╭─ Records for this task

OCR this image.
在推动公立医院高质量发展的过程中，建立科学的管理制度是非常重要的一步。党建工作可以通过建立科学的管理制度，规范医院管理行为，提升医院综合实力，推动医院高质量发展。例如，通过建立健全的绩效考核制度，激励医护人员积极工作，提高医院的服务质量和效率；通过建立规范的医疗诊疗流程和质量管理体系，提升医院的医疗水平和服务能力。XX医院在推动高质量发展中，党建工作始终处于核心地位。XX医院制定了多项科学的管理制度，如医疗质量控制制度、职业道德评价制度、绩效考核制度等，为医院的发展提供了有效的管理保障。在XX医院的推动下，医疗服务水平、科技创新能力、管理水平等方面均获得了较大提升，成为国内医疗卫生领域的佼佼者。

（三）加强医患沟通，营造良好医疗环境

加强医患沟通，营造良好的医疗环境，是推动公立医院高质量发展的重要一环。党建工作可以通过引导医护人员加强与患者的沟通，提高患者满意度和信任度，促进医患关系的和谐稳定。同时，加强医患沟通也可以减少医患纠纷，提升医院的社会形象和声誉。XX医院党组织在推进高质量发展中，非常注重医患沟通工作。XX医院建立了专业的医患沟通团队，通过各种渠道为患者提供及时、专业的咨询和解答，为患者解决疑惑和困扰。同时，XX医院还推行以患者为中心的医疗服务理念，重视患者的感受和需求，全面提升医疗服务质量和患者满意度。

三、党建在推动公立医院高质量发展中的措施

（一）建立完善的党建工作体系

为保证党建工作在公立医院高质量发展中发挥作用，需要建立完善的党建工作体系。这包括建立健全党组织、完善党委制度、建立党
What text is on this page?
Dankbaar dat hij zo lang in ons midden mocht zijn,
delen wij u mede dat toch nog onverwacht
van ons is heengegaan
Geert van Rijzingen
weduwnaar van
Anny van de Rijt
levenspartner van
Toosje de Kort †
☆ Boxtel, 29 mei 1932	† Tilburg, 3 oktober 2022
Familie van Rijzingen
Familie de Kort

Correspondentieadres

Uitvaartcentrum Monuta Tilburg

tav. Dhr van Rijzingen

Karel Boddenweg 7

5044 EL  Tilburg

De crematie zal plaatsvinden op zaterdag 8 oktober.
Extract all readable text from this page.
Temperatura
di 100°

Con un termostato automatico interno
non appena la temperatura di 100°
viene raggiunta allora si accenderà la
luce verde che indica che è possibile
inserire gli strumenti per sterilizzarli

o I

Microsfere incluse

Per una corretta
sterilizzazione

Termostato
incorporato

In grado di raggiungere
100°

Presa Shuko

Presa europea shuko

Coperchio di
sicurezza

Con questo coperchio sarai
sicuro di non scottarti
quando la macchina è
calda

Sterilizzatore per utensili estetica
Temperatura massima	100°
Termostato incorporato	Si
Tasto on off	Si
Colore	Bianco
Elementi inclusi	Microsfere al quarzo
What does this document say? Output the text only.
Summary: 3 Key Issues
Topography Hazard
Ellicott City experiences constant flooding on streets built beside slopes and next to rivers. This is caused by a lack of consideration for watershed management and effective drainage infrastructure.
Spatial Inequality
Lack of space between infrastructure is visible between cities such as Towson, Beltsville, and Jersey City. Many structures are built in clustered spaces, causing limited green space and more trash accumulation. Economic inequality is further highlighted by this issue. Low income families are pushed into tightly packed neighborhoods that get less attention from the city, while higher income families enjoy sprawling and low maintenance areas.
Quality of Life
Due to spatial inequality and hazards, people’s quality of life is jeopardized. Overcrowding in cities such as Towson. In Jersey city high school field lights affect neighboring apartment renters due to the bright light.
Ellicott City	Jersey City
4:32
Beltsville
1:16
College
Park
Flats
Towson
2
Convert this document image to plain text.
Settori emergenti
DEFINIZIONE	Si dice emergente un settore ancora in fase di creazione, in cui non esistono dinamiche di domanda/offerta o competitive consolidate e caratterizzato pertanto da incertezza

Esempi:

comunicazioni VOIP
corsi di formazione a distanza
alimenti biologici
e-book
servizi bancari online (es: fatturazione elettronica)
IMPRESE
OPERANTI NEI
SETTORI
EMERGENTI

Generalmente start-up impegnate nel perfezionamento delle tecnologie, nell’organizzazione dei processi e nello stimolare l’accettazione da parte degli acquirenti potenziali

╰─

▶ [Problem to work on]
Retype the material above, line by line, exactly.

▶ [Expected answer]
OCR this image.
在推动公立医院高质量发展的过程中，建立科学的管理制度是非常重要的一步。党建工作可以通过建立科学的管理制度，规范医院管理行为，提升医院综合实力，推动医院高质量发展。例如，通过建立健全的绩效考核制度，激励医护人员积极工作，提高医院的服务质量和效率；通过建立规范的医疗诊疗流程和质量管理体系，提升医院的医疗水平和服务能力。XX医院在推动高质量发展中，党建工作始终处于核心地位。XX医院制定了多项科学的管理制度，如医疗质量控制制度、职业道德评价制度、绩效考核制度等，为医院的发展提供了有效的管理保障。在XX医院的推动下，医疗服务水平、科技创新能力、管理水平等方面均获得了较大提升，成为国内医疗卫生领域的佼佼者。

（三）加强医患沟通，营造良好医疗环境

加强医患沟通，营造良好的医疗环境，是推动公立医院高质量发展的重要一环。党建工作可以通过引导医护人员加强与患者的沟通，提高患者满意度和信任度，促进医患关系的和谐稳定。同时，加强医患沟通也可以减少医患纠纷，提升医院的社会形象和声誉。XX医院党组织在推进高质量发展中，非常注重医患沟通工作。XX医院建立了专业的医患沟通团队，通过各种渠道为患者提供及时、专业的咨询和解答，为患者解决疑惑和困扰。同时，XX医院还推行以患者为中心的医疗服务理念，重视患者的感受和需求，全面提升医疗服务质量和患者满意度。

三、党建在推动公立医院高质量发展中的措施

（一）建立完善的党建工作体系

为保证党建工作在公立医院高质量发展中发挥作用，需要建立完善的党建工作体系。这包括建立健全党组织、完善党委制度、建立党
What text is on this page?
Dankbaar dat hij zo lang in ons midden mocht zijn,
delen wij u mede dat toch nog onverwacht
van ons is heengegaan
Geert van Rijzingen
weduwnaar van
Anny van de Rijt
levenspartner van
Toosje de Kort †
☆ Boxtel, 29 mei 1932	† Tilburg, 3 oktober 2022
Familie van Rijzingen
Familie de Kort

Correspondentieadres

Uitvaartcentrum Monuta Tilburg

tav. Dhr van Rijzingen

Karel Boddenweg 7

5044 EL  Tilburg

De crematie zal plaatsvinden op zaterdag 8 oktober.
Extract all readable text from this page.
Temperatura
di 100°

Con un termostato automatico interno
non appena la temperatura di 100°
viene raggiunta allora si accenderà la
luce verde che indica che è possibile
inserire gli strumenti per sterilizzarli

o I

Microsfere incluse

Per una corretta
sterilizzazione

Termostato
incorporato

In grado di raggiungere
100°

Presa Shuko

Presa europea shuko

Coperchio di
sicurezza

Con questo coperchio sarai
sicuro di non scottarti
quando la macchina è
calda

Sterilizzatore per utensili estetica
Temperatura massima	100°
Termostato incorporato	Si
Tasto on off	Si
Colore	Bianco
Elementi inclusi	Microsfere al quarzo
What does this document say? Output the text only.
Summary: 3 Key Issues
Topography Hazard
Ellicott City experiences constant flooding on streets built beside slopes and next to rivers. This is caused by a lack of consideration for watershed management and effective drainage infrastructure.
Spatial Inequality
Lack of space between infrastructure is visible between cities such as Towson, Beltsville, and Jersey City. Many structures are built in clustered spaces, causing limited green space and more trash accumulation. Economic inequality is further highlighted by this issue. Low income families are pushed into tightly packed neighborhoods that get less attention from the city, while higher income families enjoy sprawling and low maintenance areas.
Quality of Life
Due to spatial inequality and hazards, people’s quality of life is jeopardized. Overcrowding in cities such as Towson. In Jersey city high school field lights affect neighboring apartment renters due to the bright light.
Ellicott City	Jersey City
4:32
Beltsville
1:16
College
Park
Flats
Towson
2
Convert this document image to plain text.
Settori emergenti
DEFINIZIONE	Si dice emergente un settore ancora in fase di creazione, in cui non esistono dinamiche di domanda/offerta o competitive consolidate e caratterizzato pertanto da incertezza

Esempi:

comunicazioni VOIP
corsi di formazione a distanza
alimenti biologici
e-book
servizi bancari online (es: fatturazione elettronica)
IMPRESE
OPERANTI NEI
SETTORI
EMERGENTI

Generalmente start-up impegnate nel perfezionamento delle tecnologie, nell’organizzazione dei processi e nello stimolare l’accettazione da parte degli acquirenti potenziali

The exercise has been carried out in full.